::: Entries shown :::
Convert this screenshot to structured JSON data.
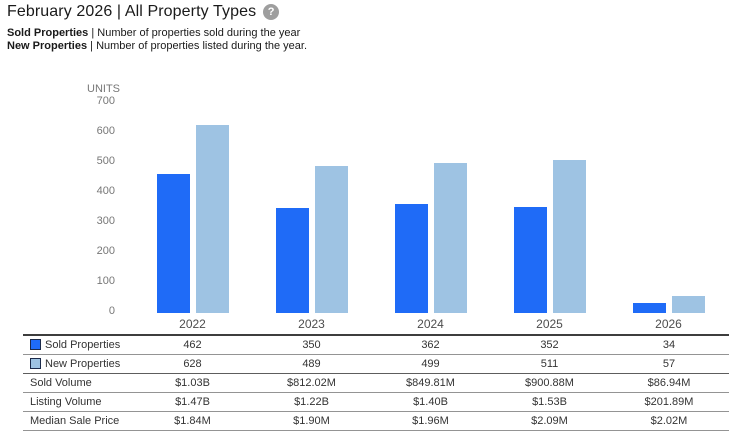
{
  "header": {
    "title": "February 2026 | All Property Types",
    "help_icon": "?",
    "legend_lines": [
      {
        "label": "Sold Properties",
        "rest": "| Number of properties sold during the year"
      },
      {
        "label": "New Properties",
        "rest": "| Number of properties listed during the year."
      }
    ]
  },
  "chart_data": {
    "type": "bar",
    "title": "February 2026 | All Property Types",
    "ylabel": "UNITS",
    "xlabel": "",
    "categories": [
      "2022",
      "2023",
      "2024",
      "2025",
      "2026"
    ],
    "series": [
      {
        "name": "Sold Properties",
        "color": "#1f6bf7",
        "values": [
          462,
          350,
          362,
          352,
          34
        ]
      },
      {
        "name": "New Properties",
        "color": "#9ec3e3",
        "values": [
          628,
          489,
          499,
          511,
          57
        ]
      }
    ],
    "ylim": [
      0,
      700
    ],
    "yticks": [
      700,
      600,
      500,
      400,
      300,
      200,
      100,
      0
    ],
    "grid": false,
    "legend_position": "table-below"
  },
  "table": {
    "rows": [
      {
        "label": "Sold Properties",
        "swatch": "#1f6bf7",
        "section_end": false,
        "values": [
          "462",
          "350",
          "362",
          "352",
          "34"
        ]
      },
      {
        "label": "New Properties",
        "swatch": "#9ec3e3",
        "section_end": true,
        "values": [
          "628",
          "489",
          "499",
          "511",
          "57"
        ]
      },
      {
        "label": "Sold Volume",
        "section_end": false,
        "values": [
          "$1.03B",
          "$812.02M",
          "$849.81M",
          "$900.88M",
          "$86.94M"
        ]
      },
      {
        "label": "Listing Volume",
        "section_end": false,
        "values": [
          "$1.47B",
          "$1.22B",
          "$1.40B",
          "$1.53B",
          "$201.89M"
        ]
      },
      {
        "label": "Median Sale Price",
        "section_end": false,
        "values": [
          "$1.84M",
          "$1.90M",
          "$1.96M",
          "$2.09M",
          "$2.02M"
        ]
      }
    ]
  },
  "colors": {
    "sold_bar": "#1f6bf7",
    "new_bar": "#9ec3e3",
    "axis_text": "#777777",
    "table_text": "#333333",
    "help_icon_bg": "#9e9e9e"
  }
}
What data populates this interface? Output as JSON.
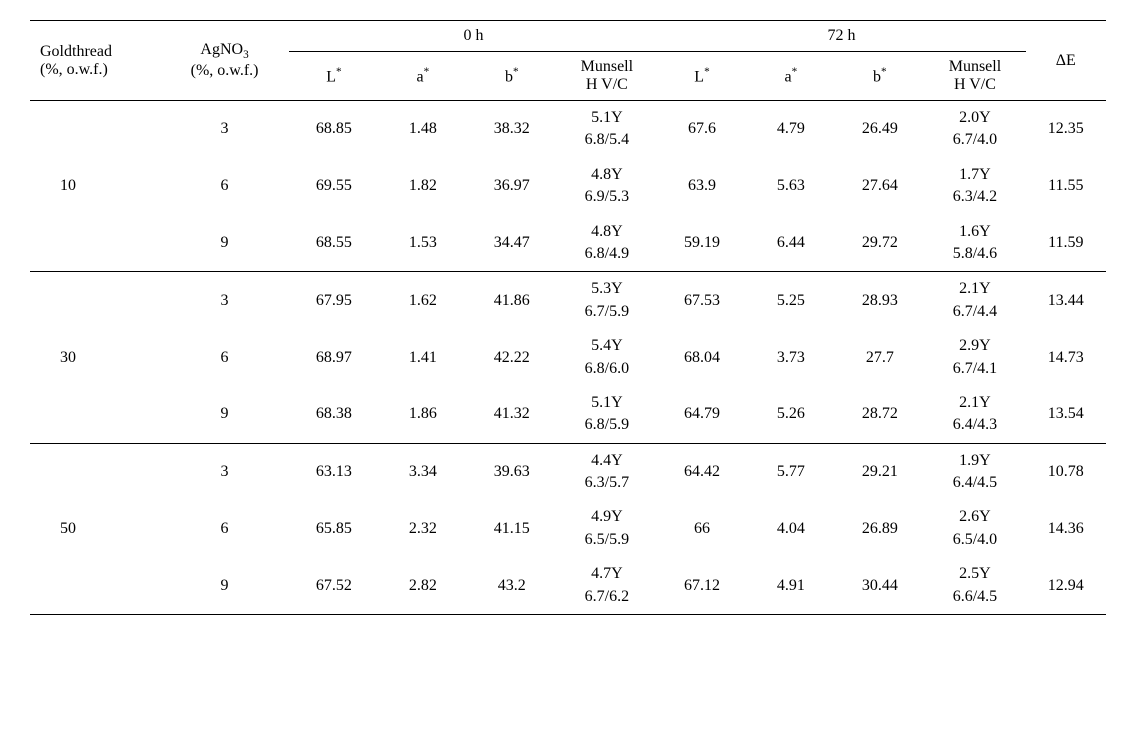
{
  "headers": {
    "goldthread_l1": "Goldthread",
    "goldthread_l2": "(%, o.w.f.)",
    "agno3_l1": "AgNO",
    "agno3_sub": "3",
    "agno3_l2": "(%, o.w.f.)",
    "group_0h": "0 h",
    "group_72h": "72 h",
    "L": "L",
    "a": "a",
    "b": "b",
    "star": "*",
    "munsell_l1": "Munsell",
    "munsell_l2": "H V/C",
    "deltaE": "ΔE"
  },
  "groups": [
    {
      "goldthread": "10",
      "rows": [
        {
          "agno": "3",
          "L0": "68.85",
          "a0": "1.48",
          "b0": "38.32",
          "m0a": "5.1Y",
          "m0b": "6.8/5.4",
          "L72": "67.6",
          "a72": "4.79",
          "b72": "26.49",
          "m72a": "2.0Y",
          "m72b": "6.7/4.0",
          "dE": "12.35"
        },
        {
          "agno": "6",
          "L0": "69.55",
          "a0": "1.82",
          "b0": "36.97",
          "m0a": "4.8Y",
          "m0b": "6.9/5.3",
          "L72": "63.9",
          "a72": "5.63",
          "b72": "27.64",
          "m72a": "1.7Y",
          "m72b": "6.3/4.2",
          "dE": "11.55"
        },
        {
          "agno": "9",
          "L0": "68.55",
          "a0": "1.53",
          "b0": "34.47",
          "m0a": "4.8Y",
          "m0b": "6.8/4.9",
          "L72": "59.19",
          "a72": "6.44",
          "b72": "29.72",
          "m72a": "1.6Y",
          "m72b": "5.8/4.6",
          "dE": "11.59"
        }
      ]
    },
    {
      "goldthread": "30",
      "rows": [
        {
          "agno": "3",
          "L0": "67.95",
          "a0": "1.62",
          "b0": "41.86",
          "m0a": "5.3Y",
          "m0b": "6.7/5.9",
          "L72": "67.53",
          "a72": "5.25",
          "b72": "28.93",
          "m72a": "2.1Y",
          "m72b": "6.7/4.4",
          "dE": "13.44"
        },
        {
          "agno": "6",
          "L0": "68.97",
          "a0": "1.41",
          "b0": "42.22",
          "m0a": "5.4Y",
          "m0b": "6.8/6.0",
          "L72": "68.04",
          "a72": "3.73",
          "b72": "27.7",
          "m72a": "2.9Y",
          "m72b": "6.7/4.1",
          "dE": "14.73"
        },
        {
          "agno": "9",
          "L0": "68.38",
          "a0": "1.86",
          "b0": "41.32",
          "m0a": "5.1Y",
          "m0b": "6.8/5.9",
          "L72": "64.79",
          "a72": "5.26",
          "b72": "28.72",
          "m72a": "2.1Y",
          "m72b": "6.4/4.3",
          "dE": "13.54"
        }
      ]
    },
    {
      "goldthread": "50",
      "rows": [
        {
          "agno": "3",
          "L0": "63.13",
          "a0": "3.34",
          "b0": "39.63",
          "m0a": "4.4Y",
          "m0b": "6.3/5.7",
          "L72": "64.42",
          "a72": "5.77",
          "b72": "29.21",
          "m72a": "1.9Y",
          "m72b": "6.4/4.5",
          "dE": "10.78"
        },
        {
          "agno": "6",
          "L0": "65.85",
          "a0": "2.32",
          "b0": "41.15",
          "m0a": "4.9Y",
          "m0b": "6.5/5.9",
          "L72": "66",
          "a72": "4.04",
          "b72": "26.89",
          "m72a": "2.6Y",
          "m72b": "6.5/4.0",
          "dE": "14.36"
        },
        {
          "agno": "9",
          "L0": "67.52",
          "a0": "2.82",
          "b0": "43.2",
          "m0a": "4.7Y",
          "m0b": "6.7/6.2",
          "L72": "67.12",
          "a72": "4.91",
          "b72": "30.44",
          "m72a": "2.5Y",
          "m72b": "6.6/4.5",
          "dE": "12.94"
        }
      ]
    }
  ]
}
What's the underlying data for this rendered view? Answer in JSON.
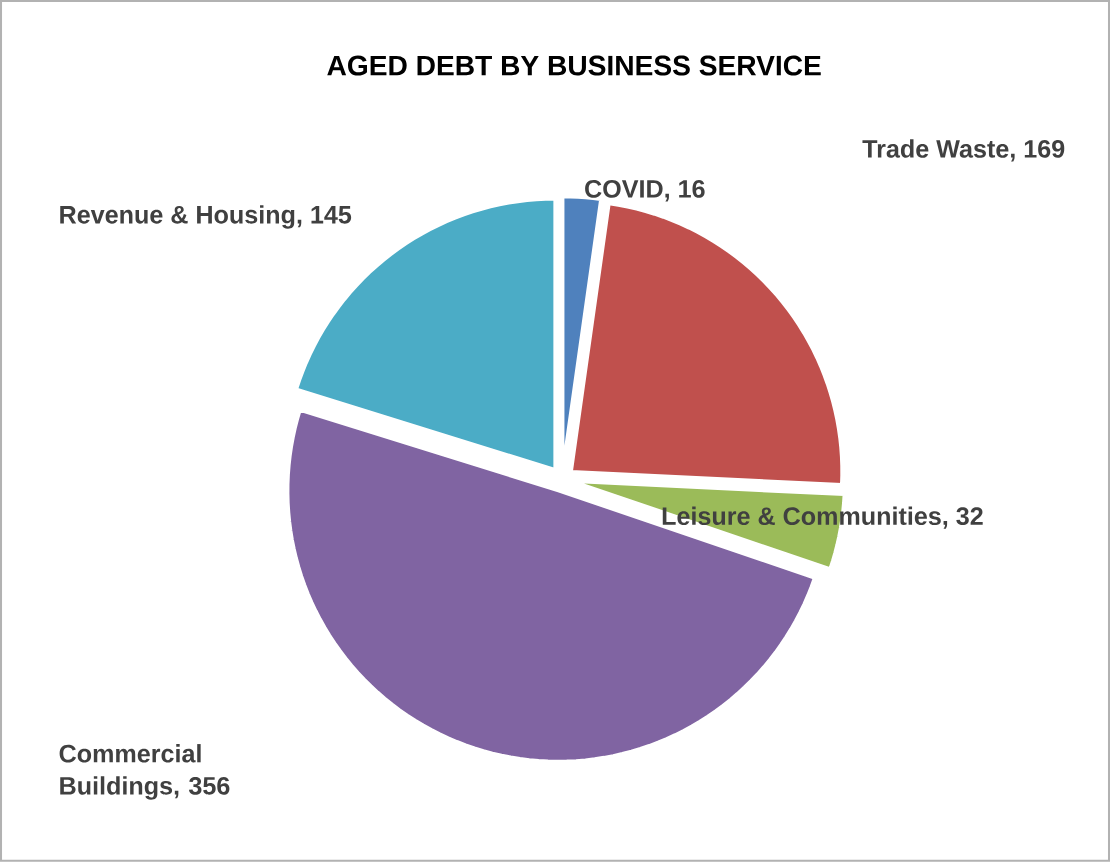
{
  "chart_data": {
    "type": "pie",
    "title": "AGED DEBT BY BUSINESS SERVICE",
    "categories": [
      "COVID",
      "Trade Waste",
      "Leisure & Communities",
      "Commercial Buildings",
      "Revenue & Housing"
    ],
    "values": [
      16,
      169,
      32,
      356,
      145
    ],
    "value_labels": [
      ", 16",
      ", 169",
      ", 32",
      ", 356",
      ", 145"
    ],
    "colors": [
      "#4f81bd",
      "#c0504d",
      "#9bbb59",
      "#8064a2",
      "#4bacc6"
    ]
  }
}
:::
Look through the entries above and list every line containing "Volume".

        "label": "Sold Volume",
        "label": "Listing Volume",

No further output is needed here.